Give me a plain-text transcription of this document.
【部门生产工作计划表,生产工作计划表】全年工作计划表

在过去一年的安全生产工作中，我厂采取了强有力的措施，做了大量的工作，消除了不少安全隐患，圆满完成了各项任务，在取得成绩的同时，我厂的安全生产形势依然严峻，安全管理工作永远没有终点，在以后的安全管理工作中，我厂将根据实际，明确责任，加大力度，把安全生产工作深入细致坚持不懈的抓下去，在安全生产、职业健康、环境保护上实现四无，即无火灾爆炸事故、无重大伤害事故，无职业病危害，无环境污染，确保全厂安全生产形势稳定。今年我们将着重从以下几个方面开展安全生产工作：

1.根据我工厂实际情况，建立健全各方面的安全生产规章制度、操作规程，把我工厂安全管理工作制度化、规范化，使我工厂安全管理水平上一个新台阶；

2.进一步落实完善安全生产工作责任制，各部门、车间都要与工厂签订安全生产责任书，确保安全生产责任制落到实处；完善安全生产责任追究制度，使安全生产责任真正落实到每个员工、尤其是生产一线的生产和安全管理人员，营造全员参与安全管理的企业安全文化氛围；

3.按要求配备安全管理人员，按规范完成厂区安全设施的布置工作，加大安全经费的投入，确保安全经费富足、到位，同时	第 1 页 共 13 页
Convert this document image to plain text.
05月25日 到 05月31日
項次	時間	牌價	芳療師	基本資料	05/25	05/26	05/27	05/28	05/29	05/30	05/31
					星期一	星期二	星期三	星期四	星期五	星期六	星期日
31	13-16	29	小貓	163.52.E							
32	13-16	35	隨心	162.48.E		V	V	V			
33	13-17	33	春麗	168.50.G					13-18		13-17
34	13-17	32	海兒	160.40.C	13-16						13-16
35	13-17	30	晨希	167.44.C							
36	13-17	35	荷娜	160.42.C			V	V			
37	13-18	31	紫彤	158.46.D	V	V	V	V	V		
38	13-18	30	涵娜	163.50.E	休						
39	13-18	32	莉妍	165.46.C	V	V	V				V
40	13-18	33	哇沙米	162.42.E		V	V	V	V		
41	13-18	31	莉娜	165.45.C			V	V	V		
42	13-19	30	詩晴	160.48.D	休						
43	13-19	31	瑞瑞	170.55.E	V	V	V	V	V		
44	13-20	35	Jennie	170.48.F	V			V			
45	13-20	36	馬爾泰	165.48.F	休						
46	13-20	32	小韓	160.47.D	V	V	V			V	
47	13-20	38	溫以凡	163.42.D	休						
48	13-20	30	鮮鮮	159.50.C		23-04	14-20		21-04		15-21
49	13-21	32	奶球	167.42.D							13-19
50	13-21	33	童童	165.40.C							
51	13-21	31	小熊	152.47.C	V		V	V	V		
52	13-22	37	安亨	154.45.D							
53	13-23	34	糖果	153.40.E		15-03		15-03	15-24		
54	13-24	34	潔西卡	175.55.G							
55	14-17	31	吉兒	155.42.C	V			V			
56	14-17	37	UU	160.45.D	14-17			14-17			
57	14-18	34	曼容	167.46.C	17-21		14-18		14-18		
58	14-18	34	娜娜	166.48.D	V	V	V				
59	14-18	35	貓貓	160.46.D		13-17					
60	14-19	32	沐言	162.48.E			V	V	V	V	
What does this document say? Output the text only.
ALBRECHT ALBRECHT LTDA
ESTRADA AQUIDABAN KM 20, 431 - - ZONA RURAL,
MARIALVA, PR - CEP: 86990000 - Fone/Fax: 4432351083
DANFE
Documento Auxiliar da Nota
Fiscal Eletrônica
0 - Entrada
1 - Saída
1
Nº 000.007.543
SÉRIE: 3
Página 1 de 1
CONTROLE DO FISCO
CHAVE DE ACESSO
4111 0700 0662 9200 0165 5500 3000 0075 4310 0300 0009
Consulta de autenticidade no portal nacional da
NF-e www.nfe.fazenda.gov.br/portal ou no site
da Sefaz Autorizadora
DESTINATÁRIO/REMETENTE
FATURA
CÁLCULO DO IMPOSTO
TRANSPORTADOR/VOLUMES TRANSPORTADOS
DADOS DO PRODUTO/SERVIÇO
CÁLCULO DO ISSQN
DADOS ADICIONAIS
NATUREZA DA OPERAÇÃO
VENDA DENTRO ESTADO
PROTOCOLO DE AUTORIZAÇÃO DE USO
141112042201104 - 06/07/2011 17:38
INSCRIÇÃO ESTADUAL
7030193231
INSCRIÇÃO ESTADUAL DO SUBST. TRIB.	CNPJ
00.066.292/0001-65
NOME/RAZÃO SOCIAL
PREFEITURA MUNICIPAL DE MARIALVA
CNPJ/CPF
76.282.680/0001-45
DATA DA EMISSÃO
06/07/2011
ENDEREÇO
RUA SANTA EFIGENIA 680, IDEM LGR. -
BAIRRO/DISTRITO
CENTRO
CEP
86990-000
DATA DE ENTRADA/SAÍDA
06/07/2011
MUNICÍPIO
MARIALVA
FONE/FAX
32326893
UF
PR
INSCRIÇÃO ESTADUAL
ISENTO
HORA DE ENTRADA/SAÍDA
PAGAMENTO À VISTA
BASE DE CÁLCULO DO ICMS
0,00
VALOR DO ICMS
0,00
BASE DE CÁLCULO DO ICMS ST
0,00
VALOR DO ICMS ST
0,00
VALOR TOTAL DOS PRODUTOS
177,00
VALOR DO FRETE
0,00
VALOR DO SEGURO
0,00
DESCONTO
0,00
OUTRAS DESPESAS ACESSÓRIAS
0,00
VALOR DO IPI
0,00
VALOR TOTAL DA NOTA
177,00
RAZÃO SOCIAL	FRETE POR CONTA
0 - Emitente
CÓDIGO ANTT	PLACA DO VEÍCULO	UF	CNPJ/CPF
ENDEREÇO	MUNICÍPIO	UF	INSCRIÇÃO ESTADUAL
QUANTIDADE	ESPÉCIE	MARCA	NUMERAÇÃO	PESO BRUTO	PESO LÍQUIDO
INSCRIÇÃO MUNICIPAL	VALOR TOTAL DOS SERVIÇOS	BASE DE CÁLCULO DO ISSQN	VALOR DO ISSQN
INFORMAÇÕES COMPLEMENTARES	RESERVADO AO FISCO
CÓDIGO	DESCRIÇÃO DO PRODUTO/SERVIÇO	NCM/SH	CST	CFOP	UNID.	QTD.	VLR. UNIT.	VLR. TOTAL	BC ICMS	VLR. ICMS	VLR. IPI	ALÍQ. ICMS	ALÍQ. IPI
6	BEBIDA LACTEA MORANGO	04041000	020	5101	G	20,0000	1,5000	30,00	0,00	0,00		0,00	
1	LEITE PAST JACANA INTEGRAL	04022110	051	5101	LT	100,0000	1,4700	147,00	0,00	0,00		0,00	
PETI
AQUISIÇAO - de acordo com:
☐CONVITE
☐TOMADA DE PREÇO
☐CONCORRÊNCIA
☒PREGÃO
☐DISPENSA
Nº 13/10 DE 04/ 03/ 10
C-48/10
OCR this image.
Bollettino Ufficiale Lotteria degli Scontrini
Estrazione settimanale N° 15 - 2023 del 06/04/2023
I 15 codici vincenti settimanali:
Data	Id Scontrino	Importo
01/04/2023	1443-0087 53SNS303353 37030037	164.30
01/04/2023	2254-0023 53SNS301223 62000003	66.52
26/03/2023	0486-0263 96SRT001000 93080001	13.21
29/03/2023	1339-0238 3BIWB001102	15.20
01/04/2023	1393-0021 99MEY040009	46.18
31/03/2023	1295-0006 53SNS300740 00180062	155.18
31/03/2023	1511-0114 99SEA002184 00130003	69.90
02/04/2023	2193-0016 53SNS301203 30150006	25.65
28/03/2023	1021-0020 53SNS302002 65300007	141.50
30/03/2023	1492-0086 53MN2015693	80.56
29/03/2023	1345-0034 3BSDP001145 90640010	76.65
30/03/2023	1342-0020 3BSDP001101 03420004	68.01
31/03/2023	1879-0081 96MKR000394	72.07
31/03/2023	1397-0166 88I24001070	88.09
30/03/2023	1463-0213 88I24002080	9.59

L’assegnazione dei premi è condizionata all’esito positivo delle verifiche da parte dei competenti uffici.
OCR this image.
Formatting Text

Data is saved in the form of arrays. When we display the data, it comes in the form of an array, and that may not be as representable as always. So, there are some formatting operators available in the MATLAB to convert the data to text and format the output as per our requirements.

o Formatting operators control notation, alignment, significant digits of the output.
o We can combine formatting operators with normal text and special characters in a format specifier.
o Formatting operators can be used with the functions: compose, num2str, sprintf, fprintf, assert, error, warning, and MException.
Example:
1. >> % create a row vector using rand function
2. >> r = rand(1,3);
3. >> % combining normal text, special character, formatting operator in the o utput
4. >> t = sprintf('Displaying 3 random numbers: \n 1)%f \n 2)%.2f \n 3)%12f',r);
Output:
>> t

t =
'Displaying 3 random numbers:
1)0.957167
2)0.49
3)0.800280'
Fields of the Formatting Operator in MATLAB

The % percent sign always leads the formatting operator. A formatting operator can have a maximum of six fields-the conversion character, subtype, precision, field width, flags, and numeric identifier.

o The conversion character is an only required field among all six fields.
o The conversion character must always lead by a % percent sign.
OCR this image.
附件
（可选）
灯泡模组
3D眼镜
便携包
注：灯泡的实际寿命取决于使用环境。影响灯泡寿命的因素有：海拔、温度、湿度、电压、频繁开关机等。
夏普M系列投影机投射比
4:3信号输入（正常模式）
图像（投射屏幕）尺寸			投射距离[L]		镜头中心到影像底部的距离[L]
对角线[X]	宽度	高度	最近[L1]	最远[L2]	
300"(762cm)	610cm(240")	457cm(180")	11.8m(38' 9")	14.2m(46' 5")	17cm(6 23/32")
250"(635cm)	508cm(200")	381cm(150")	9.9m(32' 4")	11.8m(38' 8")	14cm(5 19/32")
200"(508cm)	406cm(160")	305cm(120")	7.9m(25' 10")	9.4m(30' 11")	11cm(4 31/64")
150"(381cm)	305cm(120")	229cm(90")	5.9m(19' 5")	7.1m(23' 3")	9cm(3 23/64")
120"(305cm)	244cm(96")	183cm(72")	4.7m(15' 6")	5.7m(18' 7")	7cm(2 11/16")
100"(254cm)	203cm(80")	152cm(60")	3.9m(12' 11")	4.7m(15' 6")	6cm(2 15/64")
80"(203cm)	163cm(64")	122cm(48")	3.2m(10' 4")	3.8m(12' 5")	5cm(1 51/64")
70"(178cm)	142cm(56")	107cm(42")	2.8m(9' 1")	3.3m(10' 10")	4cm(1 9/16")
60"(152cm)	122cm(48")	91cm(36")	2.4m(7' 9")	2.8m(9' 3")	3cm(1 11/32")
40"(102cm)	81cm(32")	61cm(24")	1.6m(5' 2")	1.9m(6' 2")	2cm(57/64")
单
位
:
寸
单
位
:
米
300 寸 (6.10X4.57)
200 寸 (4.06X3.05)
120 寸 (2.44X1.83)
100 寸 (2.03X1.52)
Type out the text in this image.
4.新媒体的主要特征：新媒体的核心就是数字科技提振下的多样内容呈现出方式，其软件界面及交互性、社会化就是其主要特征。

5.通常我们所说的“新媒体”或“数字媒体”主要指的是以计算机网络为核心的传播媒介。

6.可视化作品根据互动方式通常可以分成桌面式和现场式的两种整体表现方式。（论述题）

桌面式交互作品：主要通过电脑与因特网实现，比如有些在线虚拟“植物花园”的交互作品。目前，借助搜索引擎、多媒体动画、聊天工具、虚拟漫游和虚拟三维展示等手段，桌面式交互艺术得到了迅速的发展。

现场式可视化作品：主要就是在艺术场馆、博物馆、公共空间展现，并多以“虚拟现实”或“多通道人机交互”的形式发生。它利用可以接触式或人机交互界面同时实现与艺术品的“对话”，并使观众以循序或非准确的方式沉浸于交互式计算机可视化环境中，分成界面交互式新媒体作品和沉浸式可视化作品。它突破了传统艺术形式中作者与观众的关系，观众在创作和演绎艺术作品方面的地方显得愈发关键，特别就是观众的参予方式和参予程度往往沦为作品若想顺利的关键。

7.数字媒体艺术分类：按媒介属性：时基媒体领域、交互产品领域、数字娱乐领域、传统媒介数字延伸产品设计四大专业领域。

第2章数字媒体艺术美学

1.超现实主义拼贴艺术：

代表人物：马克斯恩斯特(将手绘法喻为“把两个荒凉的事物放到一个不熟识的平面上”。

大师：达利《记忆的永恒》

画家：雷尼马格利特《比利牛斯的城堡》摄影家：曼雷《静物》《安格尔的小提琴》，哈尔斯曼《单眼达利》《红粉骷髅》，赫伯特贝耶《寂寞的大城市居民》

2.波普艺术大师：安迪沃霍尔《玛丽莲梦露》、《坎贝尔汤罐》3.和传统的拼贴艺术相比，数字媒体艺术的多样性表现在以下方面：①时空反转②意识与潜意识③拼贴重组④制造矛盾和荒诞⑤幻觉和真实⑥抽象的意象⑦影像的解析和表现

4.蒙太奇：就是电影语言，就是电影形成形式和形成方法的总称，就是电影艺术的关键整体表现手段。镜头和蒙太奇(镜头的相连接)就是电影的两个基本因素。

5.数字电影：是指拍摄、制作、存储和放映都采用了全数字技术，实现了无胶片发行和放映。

::::::::

§ Task to complete
Using the material above, state how many lines include the string "ENDEREÇO". Answer with a single number.

§ Correct answer
2